## [Input]

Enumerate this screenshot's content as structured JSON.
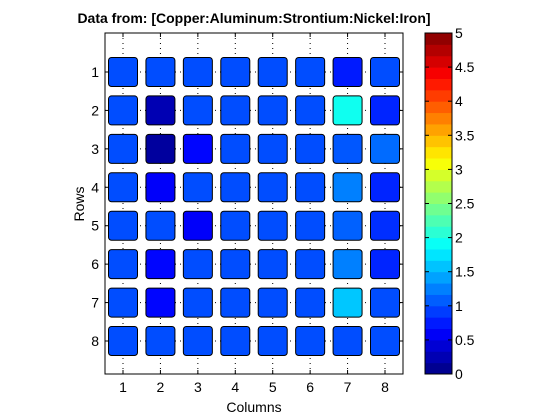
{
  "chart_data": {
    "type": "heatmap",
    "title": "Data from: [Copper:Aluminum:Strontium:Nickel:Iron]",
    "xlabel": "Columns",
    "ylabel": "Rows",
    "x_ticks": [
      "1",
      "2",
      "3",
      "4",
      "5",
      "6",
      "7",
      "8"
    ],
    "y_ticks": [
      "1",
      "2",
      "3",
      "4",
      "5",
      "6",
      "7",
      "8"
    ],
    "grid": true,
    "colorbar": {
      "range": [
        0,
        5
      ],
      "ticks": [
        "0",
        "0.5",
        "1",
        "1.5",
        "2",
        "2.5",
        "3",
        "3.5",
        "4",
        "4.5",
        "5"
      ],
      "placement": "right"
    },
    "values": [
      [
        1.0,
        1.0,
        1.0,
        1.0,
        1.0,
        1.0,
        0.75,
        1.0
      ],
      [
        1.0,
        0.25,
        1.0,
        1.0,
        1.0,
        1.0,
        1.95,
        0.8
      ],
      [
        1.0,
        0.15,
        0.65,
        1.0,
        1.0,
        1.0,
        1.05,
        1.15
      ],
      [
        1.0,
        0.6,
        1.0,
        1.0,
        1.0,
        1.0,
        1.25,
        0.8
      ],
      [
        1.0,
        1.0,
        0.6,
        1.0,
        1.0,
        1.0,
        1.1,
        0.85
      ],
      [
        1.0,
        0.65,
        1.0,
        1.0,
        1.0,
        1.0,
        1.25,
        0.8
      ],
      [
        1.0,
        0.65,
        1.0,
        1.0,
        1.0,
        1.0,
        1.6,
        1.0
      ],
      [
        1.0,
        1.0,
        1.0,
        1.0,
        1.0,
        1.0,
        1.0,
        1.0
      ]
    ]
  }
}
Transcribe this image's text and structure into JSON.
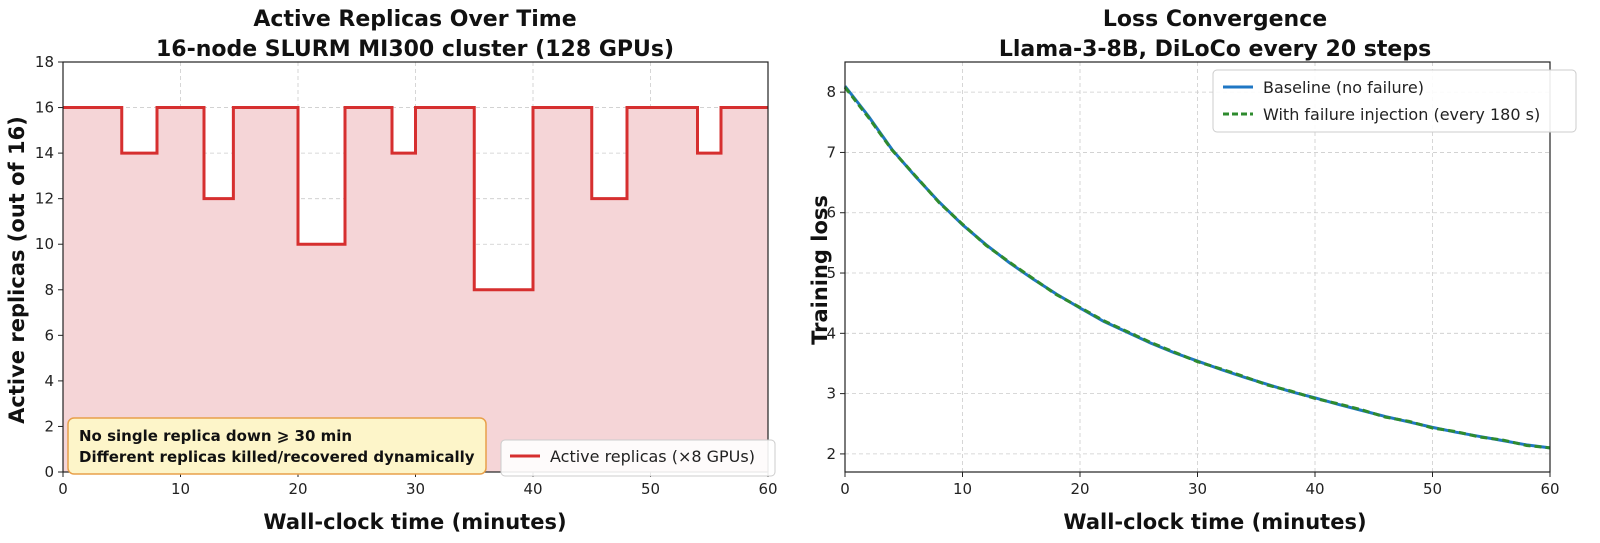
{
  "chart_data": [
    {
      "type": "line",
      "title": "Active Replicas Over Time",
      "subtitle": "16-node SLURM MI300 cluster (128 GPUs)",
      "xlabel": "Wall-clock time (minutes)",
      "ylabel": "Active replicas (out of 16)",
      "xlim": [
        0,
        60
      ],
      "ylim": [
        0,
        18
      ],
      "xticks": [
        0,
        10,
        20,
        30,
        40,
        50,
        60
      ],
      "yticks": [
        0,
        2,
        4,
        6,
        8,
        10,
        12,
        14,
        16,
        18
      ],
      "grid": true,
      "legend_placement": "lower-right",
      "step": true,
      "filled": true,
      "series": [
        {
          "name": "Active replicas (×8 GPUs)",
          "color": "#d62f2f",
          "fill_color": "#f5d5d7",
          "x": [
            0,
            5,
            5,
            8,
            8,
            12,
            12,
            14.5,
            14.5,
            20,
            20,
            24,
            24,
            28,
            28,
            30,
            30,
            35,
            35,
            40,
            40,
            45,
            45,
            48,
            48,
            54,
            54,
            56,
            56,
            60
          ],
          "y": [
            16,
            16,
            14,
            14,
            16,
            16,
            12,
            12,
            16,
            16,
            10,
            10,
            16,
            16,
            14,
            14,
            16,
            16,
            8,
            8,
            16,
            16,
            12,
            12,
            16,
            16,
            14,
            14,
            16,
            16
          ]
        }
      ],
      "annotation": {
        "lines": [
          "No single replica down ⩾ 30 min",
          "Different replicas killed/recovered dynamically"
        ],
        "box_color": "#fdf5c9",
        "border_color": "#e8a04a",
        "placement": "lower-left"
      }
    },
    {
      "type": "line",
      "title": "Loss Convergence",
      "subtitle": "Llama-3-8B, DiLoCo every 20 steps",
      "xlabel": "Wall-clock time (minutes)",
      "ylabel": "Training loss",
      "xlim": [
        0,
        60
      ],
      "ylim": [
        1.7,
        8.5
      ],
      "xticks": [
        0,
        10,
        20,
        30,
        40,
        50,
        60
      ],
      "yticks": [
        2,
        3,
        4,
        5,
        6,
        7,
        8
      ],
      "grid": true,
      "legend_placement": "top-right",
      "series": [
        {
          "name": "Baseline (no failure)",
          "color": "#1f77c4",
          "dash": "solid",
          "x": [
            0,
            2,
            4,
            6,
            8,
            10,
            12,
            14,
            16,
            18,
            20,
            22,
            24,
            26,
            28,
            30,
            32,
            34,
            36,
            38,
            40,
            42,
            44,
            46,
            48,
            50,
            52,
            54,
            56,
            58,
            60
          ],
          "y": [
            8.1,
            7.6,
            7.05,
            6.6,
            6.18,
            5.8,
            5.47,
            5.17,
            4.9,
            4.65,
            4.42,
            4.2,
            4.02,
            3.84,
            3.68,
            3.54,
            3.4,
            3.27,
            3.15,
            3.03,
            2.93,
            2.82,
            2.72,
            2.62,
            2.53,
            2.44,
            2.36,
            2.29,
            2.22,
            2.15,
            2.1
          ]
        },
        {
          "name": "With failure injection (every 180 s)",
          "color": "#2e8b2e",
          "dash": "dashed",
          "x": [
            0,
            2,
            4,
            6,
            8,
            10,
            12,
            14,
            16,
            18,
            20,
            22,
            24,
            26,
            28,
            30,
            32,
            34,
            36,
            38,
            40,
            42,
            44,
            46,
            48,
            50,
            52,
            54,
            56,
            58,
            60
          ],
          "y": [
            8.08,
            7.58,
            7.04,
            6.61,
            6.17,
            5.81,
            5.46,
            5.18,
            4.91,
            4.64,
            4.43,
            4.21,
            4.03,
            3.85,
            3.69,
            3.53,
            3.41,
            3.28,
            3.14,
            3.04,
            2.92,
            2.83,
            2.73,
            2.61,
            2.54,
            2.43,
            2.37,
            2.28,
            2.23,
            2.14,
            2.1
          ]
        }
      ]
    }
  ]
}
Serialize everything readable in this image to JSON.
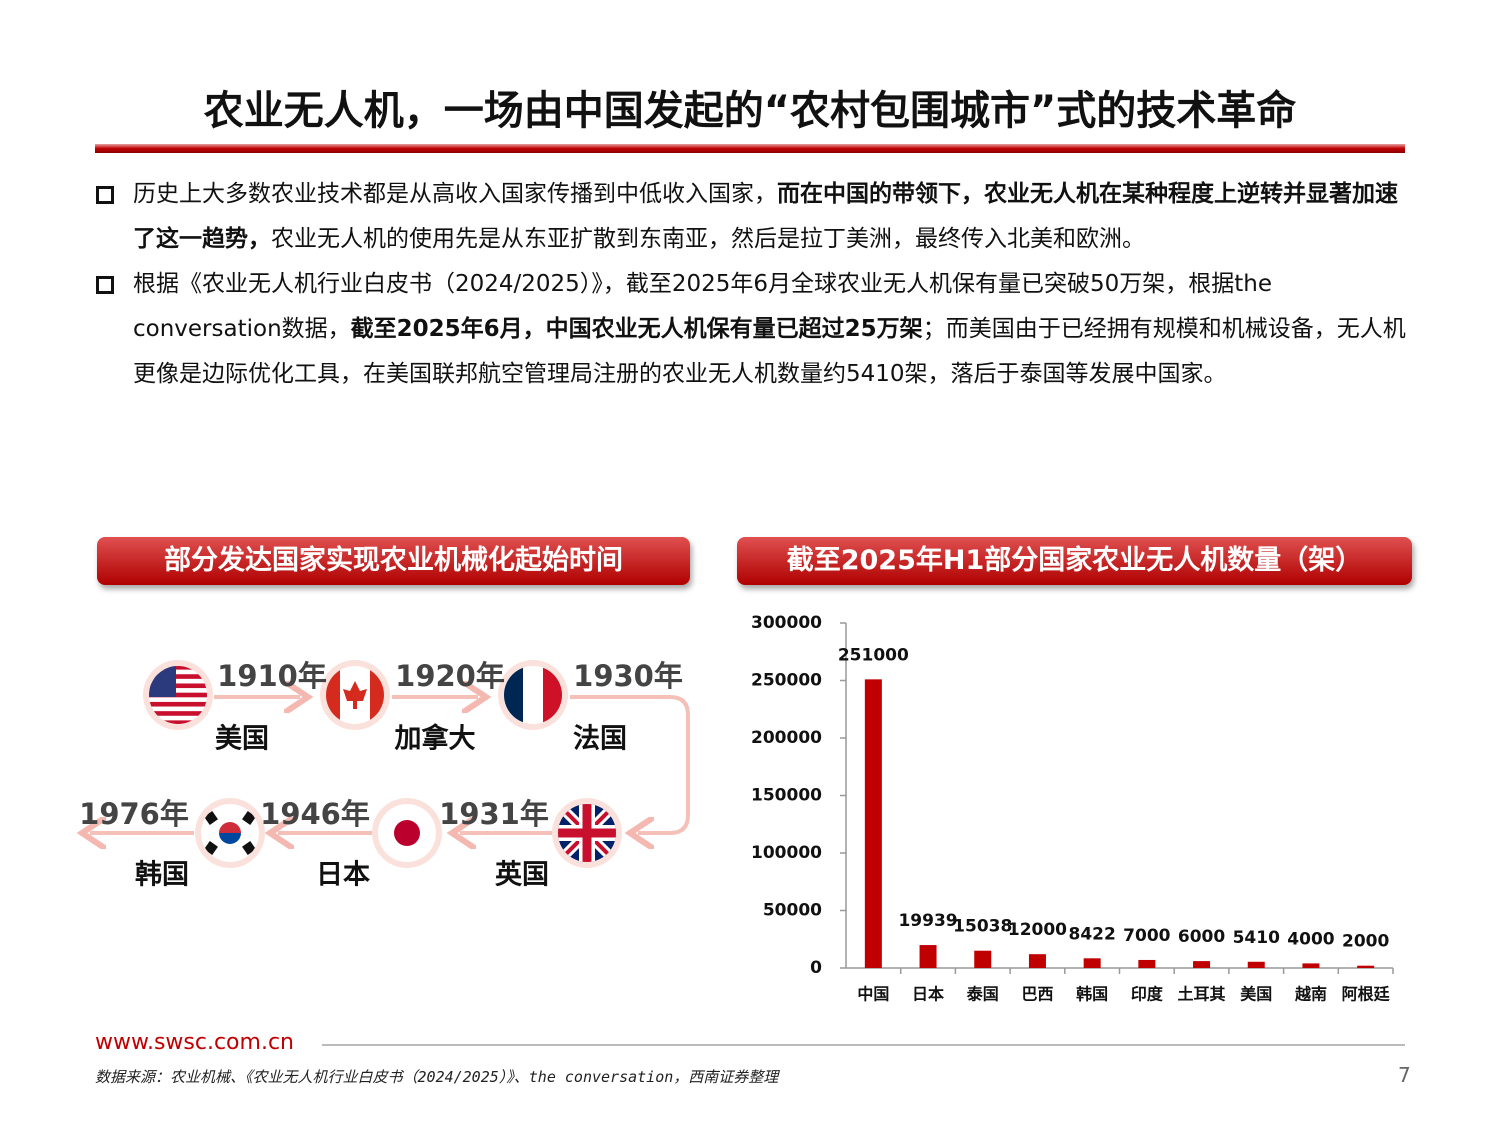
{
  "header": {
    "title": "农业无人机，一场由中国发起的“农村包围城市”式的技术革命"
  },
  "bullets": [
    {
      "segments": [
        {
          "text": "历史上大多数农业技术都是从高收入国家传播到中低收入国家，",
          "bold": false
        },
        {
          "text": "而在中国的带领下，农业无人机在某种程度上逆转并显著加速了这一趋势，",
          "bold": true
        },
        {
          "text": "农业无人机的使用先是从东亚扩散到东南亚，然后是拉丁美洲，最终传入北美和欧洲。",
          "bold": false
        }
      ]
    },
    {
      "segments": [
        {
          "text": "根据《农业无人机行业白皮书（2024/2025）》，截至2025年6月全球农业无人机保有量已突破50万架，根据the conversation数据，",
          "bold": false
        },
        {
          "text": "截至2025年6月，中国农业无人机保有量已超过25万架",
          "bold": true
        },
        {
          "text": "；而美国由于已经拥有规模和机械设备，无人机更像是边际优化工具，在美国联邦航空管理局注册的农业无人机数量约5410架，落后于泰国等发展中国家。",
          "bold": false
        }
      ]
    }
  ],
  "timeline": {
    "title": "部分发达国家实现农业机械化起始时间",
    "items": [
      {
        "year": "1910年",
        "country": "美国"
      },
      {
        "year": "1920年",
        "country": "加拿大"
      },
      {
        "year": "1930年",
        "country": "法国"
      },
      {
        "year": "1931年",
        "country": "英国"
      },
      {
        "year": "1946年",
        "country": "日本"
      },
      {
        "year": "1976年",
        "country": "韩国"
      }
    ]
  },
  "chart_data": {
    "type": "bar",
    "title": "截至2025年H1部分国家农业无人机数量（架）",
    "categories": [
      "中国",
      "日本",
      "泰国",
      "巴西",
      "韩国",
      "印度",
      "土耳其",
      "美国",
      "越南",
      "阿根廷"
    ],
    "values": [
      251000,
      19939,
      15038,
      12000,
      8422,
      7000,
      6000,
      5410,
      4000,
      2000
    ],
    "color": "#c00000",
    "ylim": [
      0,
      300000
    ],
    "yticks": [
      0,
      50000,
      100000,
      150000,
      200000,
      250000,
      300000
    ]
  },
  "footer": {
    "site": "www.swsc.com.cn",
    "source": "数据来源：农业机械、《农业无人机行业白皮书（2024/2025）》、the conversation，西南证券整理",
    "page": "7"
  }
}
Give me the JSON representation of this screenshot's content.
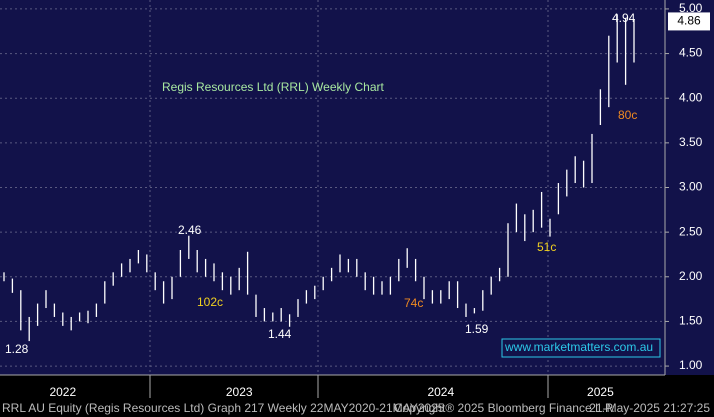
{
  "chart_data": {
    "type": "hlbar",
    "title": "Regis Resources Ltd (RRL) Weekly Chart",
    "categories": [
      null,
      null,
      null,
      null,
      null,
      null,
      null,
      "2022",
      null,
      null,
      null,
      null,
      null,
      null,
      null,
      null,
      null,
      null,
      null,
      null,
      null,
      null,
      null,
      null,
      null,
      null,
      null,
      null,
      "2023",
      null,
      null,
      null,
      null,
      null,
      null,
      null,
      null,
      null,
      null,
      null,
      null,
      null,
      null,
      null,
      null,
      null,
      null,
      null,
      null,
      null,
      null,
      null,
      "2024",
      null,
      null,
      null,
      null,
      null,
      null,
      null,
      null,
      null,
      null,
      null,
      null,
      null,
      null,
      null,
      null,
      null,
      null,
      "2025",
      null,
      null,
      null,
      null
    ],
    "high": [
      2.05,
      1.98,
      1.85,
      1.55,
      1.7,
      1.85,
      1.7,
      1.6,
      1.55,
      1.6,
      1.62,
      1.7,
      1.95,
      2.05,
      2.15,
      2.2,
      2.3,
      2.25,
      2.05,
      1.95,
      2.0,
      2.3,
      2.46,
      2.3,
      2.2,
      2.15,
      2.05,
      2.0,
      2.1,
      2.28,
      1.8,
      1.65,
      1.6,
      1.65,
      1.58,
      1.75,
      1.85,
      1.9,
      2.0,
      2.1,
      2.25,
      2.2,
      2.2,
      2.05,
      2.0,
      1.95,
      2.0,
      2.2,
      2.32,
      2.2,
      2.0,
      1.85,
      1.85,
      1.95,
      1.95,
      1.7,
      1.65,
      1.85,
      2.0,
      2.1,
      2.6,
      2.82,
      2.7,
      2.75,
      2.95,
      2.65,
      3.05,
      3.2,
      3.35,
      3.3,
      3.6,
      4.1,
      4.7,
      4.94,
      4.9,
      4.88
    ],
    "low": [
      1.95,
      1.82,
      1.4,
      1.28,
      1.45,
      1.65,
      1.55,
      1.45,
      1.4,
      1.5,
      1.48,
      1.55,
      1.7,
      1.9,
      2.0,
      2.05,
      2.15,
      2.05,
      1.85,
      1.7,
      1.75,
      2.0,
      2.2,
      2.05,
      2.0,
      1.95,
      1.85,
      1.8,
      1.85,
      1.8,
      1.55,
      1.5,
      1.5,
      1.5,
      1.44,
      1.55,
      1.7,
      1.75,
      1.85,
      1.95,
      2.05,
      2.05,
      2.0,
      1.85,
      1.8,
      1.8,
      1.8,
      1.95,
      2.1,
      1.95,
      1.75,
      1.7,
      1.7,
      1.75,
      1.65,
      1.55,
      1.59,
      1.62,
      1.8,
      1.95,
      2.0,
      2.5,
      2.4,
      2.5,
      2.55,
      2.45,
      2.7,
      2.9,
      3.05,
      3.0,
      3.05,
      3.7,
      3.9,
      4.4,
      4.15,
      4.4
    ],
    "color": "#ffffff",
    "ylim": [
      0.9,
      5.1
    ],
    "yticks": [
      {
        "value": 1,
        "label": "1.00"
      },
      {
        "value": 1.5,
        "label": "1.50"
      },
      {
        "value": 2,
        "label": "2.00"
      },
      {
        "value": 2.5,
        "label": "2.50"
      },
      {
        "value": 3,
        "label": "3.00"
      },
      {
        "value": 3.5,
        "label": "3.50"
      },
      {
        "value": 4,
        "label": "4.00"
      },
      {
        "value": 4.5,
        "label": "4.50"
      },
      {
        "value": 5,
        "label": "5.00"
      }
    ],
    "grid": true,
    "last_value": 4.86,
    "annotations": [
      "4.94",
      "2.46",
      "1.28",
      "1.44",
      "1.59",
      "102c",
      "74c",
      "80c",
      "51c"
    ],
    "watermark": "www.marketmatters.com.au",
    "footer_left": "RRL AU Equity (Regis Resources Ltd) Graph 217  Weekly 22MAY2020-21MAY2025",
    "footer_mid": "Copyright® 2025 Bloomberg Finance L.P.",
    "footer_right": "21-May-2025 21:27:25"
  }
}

## [Given exercise]
From the data above, pick out each line containing "screenshot" and copy it.

## [Output for this exercise]
Enumerate this screenshot's content as structured JSON.
Give me the JSON representation of this screenshot's content.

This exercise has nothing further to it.